• _TO DO_
Set the listing down again in full, word for word, with the pictures left out.

• _THE DATA_
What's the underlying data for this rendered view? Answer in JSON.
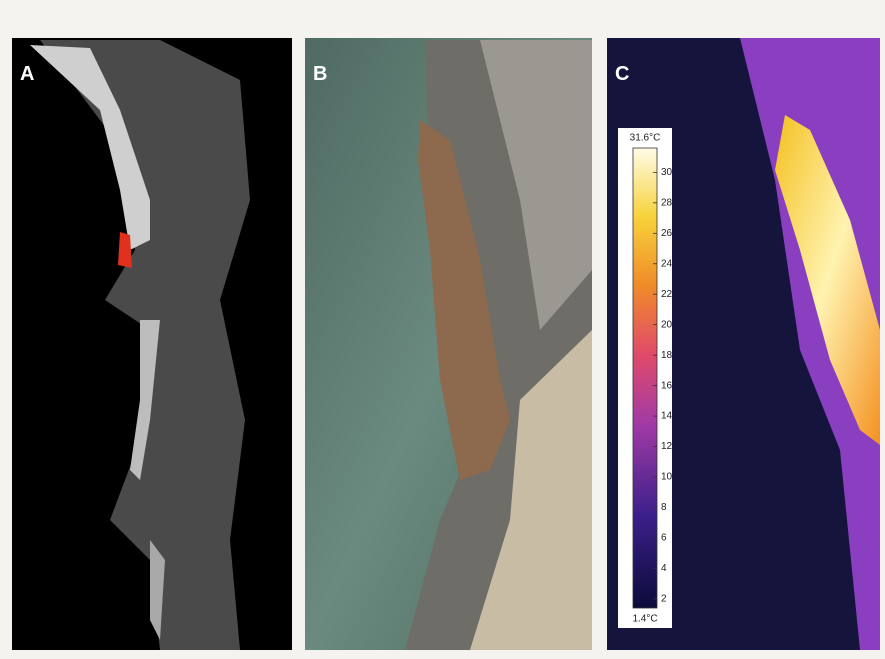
{
  "panels": [
    {
      "label": "A"
    },
    {
      "label": "B"
    },
    {
      "label": "C"
    }
  ],
  "colorbar": {
    "max": {
      "value": 31.6,
      "label": "31.6°C"
    },
    "min": {
      "value": 1.4,
      "label": "1.4°C"
    },
    "ticks": [
      2,
      4,
      6,
      8,
      10,
      12,
      14,
      16,
      18,
      20,
      22,
      24,
      26,
      28,
      30
    ]
  }
}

• _TASK OUTPUT_
What's the underlying data for this rendered view? Answer in JSON.
{
  "panels": [
    {
      "label": "A"
    },
    {
      "label": "B"
    },
    {
      "label": "C"
    }
  ],
  "colorbar": {
    "max": {
      "value": 31.6,
      "label": "31.6°C"
    },
    "min": {
      "value": 1.4,
      "label": "1.4°C"
    },
    "ticks": [
      2,
      4,
      6,
      8,
      10,
      12,
      14,
      16,
      18,
      20,
      22,
      24,
      26,
      28,
      30
    ]
  }
}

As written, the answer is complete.